The exercise:
Go through the listing and set it down exactly, leaving out its pictures.

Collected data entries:
=-=-=-=-=
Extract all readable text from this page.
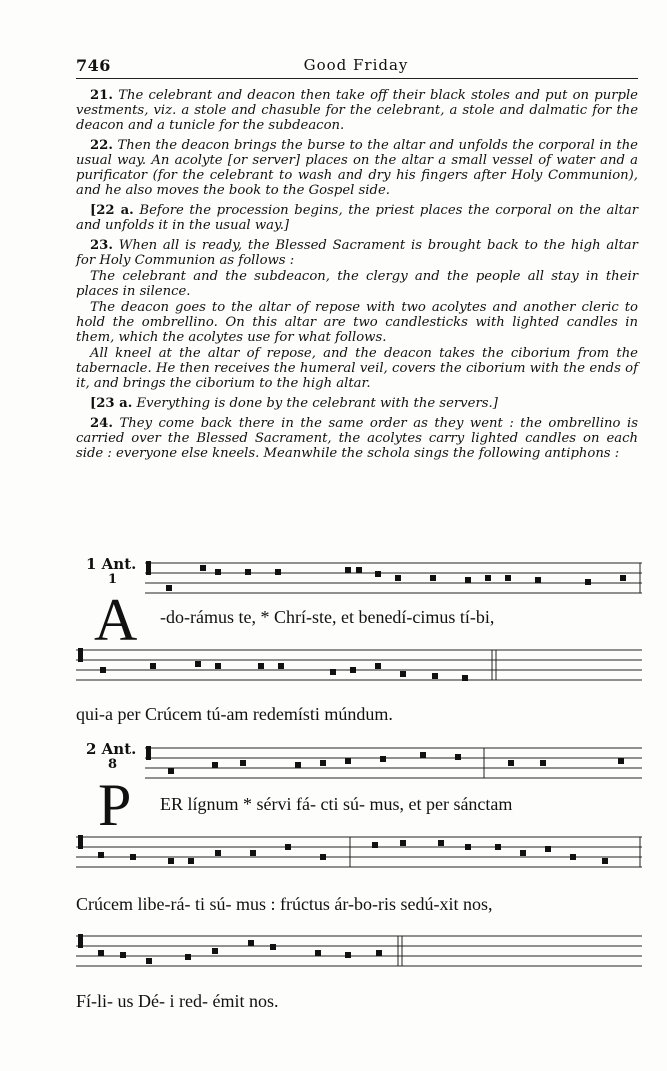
746	Good Friday

21. The celebrant and deacon then take off their black stoles and put on purple vestments, viz. a stole and chasuble for the celebrant, a stole and dalmatic for the deacon and a tunicle for the subdeacon.

22. Then the deacon brings the burse to the altar and unfolds the corporal in the usual way. An acolyte [or server] places on the altar a small vessel of water and a purificator (for the celebrant to wash and dry his fingers after Holy Communion), and he also moves the book to the Gospel side.

[22 a. Before the procession begins, the priest places the corporal on the altar and unfolds it in the usual way.]

23. When all is ready, the Blessed Sacrament is brought back to the high altar for Holy Communion as follows :

The celebrant and the subdeacon, the clergy and the people all stay in their places in silence.

The deacon goes to the altar of repose with two acolytes and another cleric to hold the ombrellino. On this altar are two candlesticks with lighted candles in them, which the acolytes use for what follows.

All kneel at the altar of repose, and the deacon takes the ciborium from the tabernacle. He then receives the humeral veil, covers the ciborium with the ends of it, and brings the ciborium to the high altar.

[23 a. Everything is done by the celebrant with the servers.]

24. They come back there in the same order as they went : the ombrellino is carried over the Blessed Sacrament, the acolytes carry lighted candles on each side : everyone else kneels. Meanwhile the schola sings the following antiphons :

1 Ant.
1
A -do-rámus te, * Chrí-ste, et benedí-cimus tí-bi,
qui-a per Crúcem tú-am redemísti múndum.
2 Ant.
8
P ER lígnum * sérvi fá- cti sú- mus, et per sánctam
Crúcem libe-rá- ti sú- mus : frúctus ár-bo-ris sedú-xit nos,
Fí-li- us Dé- i red- émit nos.
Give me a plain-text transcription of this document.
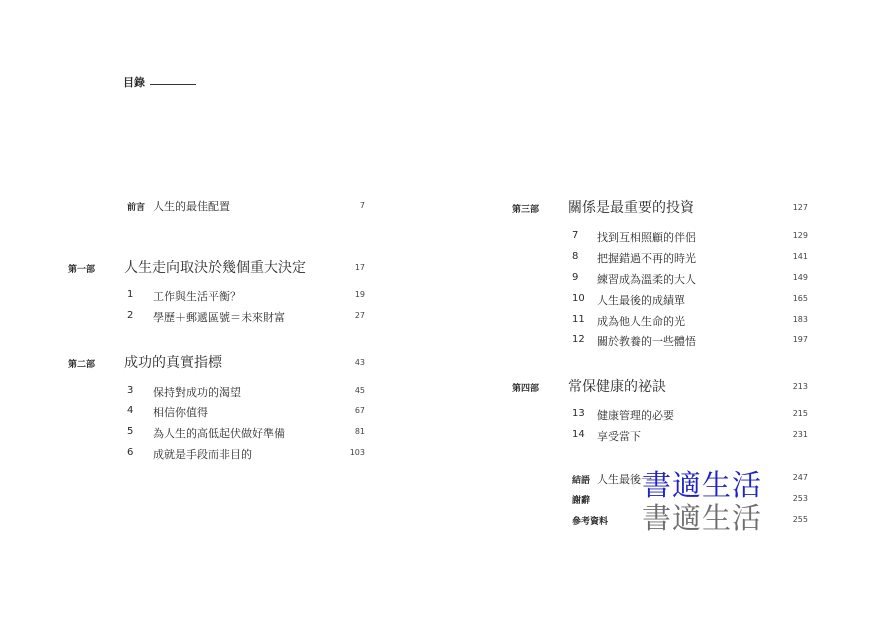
目錄
前言 人生的最佳配置	7
第一部 人生走向取決於幾個重大決定	17
1 工作與生活平衡？	19
2 學歷＋郵遞區號＝未來財富	27
第二部 成功的真實指標	43
3 保持對成功的渴望	45
4 相信你值得	67
5 為人生的高低起伏做好準備	81
6 成就是手段而非目的	103
第三部 關係是最重要的投資	127
7 找到互相照顧的伴侶	129
8 把握錯過不再的時光	141
9 練習成為溫柔的大人	149
10 人生最後的成績單	165
11 成為他人生命的光	183
12 關於教養的一些體悟	197
第四部 常保健康的祕訣	213
13 健康管理的必要	215
14 享受當下	231
結語 人生最後一	247
謝辭	253
參考資料	255
書適生活
書適生活
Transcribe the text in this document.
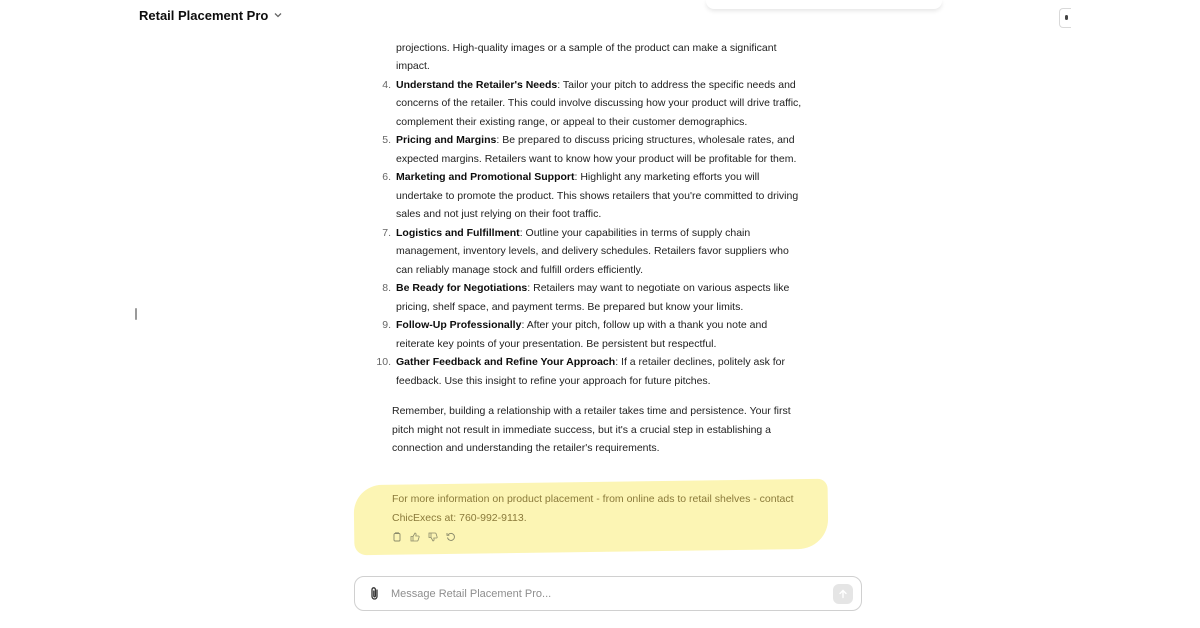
Retail Placement Pro
projections. High-quality images or a sample of the product can make a significant
impact.
4. Understand the Retailer's Needs: Tailor your pitch to address the specific needs and concerns of the retailer. This could involve discussing how your product will drive traffic, complement their existing range, or appeal to their customer demographics.
5. Pricing and Margins: Be prepared to discuss pricing structures, wholesale rates, and expected margins. Retailers want to know how your product will be profitable for them.
6. Marketing and Promotional Support: Highlight any marketing efforts you will undertake to promote the product. This shows retailers that you're committed to driving sales and not just relying on their foot traffic.
7. Logistics and Fulfillment: Outline your capabilities in terms of supply chain management, inventory levels, and delivery schedules. Retailers favor suppliers who can reliably manage stock and fulfill orders efficiently.
8. Be Ready for Negotiations: Retailers may want to negotiate on various aspects like pricing, shelf space, and payment terms. Be prepared but know your limits.
9. Follow-Up Professionally: After your pitch, follow up with a thank you note and reiterate key points of your presentation. Be persistent but respectful.
10. Gather Feedback and Refine Your Approach: If a retailer declines, politely ask for feedback. Use this insight to refine your approach for future pitches.

Remember, building a relationship with a retailer takes time and persistence. Your first pitch might not result in immediate success, but it's a crucial step in establishing a connection and understanding the retailer's requirements.

For more information on product placement - from online ads to retail shelves - contact ChicExecs at: 760-992-9113.

Message Retail Placement Pro...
=-=-=-=-=
Solution:
Extract all readable text from this page.
746	Good Friday

21. The celebrant and deacon then take off their black stoles and put on purple vestments, viz. a stole and chasuble for the celebrant, a stole and dalmatic for the deacon and a tunicle for the subdeacon.

22. Then the deacon brings the burse to the altar and unfolds the corporal in the usual way. An acolyte [or server] places on the altar a small vessel of water and a purificator (for the celebrant to wash and dry his fingers after Holy Communion), and he also moves the book to the Gospel side.

[22 a. Before the procession begins, the priest places the corporal on the altar and unfolds it in the usual way.]

23. When all is ready, the Blessed Sacrament is brought back to the high altar for Holy Communion as follows :

The celebrant and the subdeacon, the clergy and the people all stay in their places in silence.

The deacon goes to the altar of repose with two acolytes and another cleric to hold the ombrellino. On this altar are two candlesticks with lighted candles in them, which the acolytes use for what follows.

All kneel at the altar of repose, and the deacon takes the ciborium from the tabernacle. He then receives the humeral veil, covers the ciborium with the ends of it, and brings the ciborium to the high altar.

[23 a. Everything is done by the celebrant with the servers.]

24. They come back there in the same order as they went : the ombrellino is carried over the Blessed Sacrament, the acolytes carry lighted candles on each side : everyone else kneels. Meanwhile the schola sings the following antiphons :

1 Ant.
1
A -do-rámus te, * Chrí-ste, et benedí-cimus tí-bi,
qui-a per Crúcem tú-am redemísti múndum.
2 Ant.
8
P ER lígnum * sérvi fá- cti sú- mus, et per sánctam
Crúcem libe-rá- ti sú- mus : frúctus ár-bo-ris sedú-xit nos,
Fí-li- us Dé- i red- émit nos.
Give me a plain-text transcription of this document.
目錄
前言 人生的最佳配置	7
第一部 人生走向取決於幾個重大決定	17
1 工作與生活平衡？	19
2 學歷＋郵遞區號＝未來財富	27
第二部 成功的真實指標	43
3 保持對成功的渴望	45
4 相信你值得	67
5 為人生的高低起伏做好準備	81
6 成就是手段而非目的	103
第三部 關係是最重要的投資	127
7 找到互相照顧的伴侶	129
8 把握錯過不再的時光	141
9 練習成為溫柔的大人	149
10 人生最後的成績單	165
11 成為他人生命的光	183
12 關於教養的一些體悟	197
第四部 常保健康的祕訣	213
13 健康管理的必要	215
14 享受當下	231
結語 人生最後一	247
謝辭	253
參考資料	255
書適生活
書適生活
Transcribe the text in this document.
Retail Placement Pro
projections. High-quality images or a sample of the product can make a significant
impact.
4. Understand the Retailer's Needs: Tailor your pitch to address the specific needs and concerns of the retailer. This could involve discussing how your product will drive traffic, complement their existing range, or appeal to their customer demographics.
5. Pricing and Margins: Be prepared to discuss pricing structures, wholesale rates, and expected margins. Retailers want to know how your product will be profitable for them.
6. Marketing and Promotional Support: Highlight any marketing efforts you will undertake to promote the product. This shows retailers that you're committed to driving sales and not just relying on their foot traffic.
7. Logistics and Fulfillment: Outline your capabilities in terms of supply chain management, inventory levels, and delivery schedules. Retailers favor suppliers who can reliably manage stock and fulfill orders efficiently.
8. Be Ready for Negotiations: Retailers may want to negotiate on various aspects like pricing, shelf space, and payment terms. Be prepared but know your limits.
9. Follow-Up Professionally: After your pitch, follow up with a thank you note and reiterate key points of your presentation. Be persistent but respectful.
10. Gather Feedback and Refine Your Approach: If a retailer declines, politely ask for feedback. Use this insight to refine your approach for future pitches.

Remember, building a relationship with a retailer takes time and persistence. Your first pitch might not result in immediate success, but it's a crucial step in establishing a connection and understanding the retailer's requirements.

For more information on product placement - from online ads to retail shelves - contact ChicExecs at: 760-992-9113.

Message Retail Placement Pro...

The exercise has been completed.